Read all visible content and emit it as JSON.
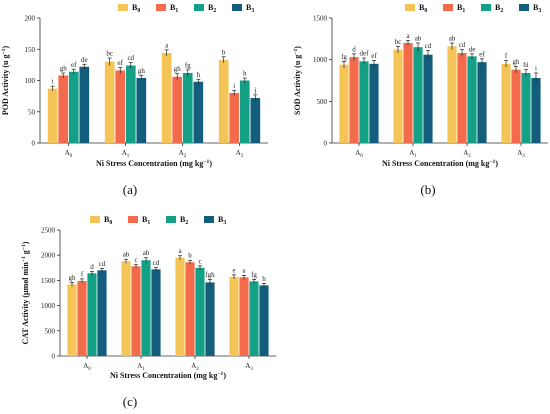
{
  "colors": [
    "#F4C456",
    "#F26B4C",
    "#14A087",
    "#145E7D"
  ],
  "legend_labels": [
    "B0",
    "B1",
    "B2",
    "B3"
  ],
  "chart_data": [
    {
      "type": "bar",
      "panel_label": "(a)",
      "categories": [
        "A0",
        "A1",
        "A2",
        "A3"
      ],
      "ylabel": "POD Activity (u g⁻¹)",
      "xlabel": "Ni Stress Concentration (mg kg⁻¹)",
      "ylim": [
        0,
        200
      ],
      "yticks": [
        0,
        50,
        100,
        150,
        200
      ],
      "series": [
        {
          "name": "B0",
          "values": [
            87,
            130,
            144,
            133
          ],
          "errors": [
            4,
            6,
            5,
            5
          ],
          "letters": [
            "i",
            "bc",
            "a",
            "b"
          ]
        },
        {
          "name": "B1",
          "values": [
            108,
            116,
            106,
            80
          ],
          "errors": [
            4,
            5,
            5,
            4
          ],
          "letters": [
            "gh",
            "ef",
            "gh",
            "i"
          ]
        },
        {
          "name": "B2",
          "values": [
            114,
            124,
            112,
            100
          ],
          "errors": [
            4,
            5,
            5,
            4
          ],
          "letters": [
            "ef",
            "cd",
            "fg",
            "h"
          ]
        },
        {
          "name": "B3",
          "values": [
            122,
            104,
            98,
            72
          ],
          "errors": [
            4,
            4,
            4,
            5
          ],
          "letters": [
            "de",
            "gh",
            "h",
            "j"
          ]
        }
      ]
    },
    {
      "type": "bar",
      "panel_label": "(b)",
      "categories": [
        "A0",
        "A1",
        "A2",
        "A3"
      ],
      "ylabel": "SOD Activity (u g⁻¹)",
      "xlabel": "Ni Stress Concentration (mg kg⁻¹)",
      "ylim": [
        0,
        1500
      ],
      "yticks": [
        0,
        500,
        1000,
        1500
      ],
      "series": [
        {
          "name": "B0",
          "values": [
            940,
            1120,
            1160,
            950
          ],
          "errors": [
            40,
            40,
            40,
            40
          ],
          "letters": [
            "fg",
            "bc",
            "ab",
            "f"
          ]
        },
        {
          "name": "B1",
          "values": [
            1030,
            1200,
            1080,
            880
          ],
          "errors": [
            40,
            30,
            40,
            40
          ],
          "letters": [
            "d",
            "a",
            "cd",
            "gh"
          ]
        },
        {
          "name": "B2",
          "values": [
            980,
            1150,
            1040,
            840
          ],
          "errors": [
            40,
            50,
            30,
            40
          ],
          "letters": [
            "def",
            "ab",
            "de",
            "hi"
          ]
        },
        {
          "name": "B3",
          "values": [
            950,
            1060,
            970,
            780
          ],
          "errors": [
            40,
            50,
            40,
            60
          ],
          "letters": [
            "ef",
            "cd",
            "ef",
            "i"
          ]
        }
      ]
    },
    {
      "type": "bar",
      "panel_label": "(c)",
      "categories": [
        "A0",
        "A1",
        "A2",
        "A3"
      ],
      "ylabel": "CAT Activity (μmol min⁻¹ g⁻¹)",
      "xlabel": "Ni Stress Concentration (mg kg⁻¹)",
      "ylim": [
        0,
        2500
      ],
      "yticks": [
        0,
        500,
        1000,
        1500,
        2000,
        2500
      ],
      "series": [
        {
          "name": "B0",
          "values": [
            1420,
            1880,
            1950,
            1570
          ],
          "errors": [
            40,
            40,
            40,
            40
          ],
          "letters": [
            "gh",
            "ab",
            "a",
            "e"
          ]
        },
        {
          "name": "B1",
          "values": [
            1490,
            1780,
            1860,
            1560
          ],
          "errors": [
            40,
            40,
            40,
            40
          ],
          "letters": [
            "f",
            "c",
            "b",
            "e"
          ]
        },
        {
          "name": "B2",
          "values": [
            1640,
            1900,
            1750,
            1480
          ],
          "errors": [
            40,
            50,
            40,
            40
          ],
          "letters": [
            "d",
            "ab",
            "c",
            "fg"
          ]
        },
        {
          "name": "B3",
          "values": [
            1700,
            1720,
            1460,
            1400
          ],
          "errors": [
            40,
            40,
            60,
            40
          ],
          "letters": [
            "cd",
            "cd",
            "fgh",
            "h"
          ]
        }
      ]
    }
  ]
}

**Task statement**
Word for word, quote the full listing, omitting every picture.

**Answer for this exercise**
Read all visible content and emit it as JSON.
{
  "colors": [
    "#F4C456",
    "#F26B4C",
    "#14A087",
    "#145E7D"
  ],
  "legend_labels": [
    "B0",
    "B1",
    "B2",
    "B3"
  ],
  "chart_data": [
    {
      "type": "bar",
      "panel_label": "(a)",
      "categories": [
        "A0",
        "A1",
        "A2",
        "A3"
      ],
      "ylabel": "POD Activity (u g⁻¹)",
      "xlabel": "Ni Stress Concentration (mg kg⁻¹)",
      "ylim": [
        0,
        200
      ],
      "yticks": [
        0,
        50,
        100,
        150,
        200
      ],
      "series": [
        {
          "name": "B0",
          "values": [
            87,
            130,
            144,
            133
          ],
          "errors": [
            4,
            6,
            5,
            5
          ],
          "letters": [
            "i",
            "bc",
            "a",
            "b"
          ]
        },
        {
          "name": "B1",
          "values": [
            108,
            116,
            106,
            80
          ],
          "errors": [
            4,
            5,
            5,
            4
          ],
          "letters": [
            "gh",
            "ef",
            "gh",
            "i"
          ]
        },
        {
          "name": "B2",
          "values": [
            114,
            124,
            112,
            100
          ],
          "errors": [
            4,
            5,
            5,
            4
          ],
          "letters": [
            "ef",
            "cd",
            "fg",
            "h"
          ]
        },
        {
          "name": "B3",
          "values": [
            122,
            104,
            98,
            72
          ],
          "errors": [
            4,
            4,
            4,
            5
          ],
          "letters": [
            "de",
            "gh",
            "h",
            "j"
          ]
        }
      ]
    },
    {
      "type": "bar",
      "panel_label": "(b)",
      "categories": [
        "A0",
        "A1",
        "A2",
        "A3"
      ],
      "ylabel": "SOD Activity (u g⁻¹)",
      "xlabel": "Ni Stress Concentration (mg kg⁻¹)",
      "ylim": [
        0,
        1500
      ],
      "yticks": [
        0,
        500,
        1000,
        1500
      ],
      "series": [
        {
          "name": "B0",
          "values": [
            940,
            1120,
            1160,
            950
          ],
          "errors": [
            40,
            40,
            40,
            40
          ],
          "letters": [
            "fg",
            "bc",
            "ab",
            "f"
          ]
        },
        {
          "name": "B1",
          "values": [
            1030,
            1200,
            1080,
            880
          ],
          "errors": [
            40,
            30,
            40,
            40
          ],
          "letters": [
            "d",
            "a",
            "cd",
            "gh"
          ]
        },
        {
          "name": "B2",
          "values": [
            980,
            1150,
            1040,
            840
          ],
          "errors": [
            40,
            50,
            30,
            40
          ],
          "letters": [
            "def",
            "ab",
            "de",
            "hi"
          ]
        },
        {
          "name": "B3",
          "values": [
            950,
            1060,
            970,
            780
          ],
          "errors": [
            40,
            50,
            40,
            60
          ],
          "letters": [
            "ef",
            "cd",
            "ef",
            "i"
          ]
        }
      ]
    },
    {
      "type": "bar",
      "panel_label": "(c)",
      "categories": [
        "A0",
        "A1",
        "A2",
        "A3"
      ],
      "ylabel": "CAT Activity (μmol min⁻¹ g⁻¹)",
      "xlabel": "Ni Stress Concentration (mg kg⁻¹)",
      "ylim": [
        0,
        2500
      ],
      "yticks": [
        0,
        500,
        1000,
        1500,
        2000,
        2500
      ],
      "series": [
        {
          "name": "B0",
          "values": [
            1420,
            1880,
            1950,
            1570
          ],
          "errors": [
            40,
            40,
            40,
            40
          ],
          "letters": [
            "gh",
            "ab",
            "a",
            "e"
          ]
        },
        {
          "name": "B1",
          "values": [
            1490,
            1780,
            1860,
            1560
          ],
          "errors": [
            40,
            40,
            40,
            40
          ],
          "letters": [
            "f",
            "c",
            "b",
            "e"
          ]
        },
        {
          "name": "B2",
          "values": [
            1640,
            1900,
            1750,
            1480
          ],
          "errors": [
            40,
            50,
            40,
            40
          ],
          "letters": [
            "d",
            "ab",
            "c",
            "fg"
          ]
        },
        {
          "name": "B3",
          "values": [
            1700,
            1720,
            1460,
            1400
          ],
          "errors": [
            40,
            40,
            60,
            40
          ],
          "letters": [
            "cd",
            "cd",
            "fgh",
            "h"
          ]
        }
      ]
    }
  ]
}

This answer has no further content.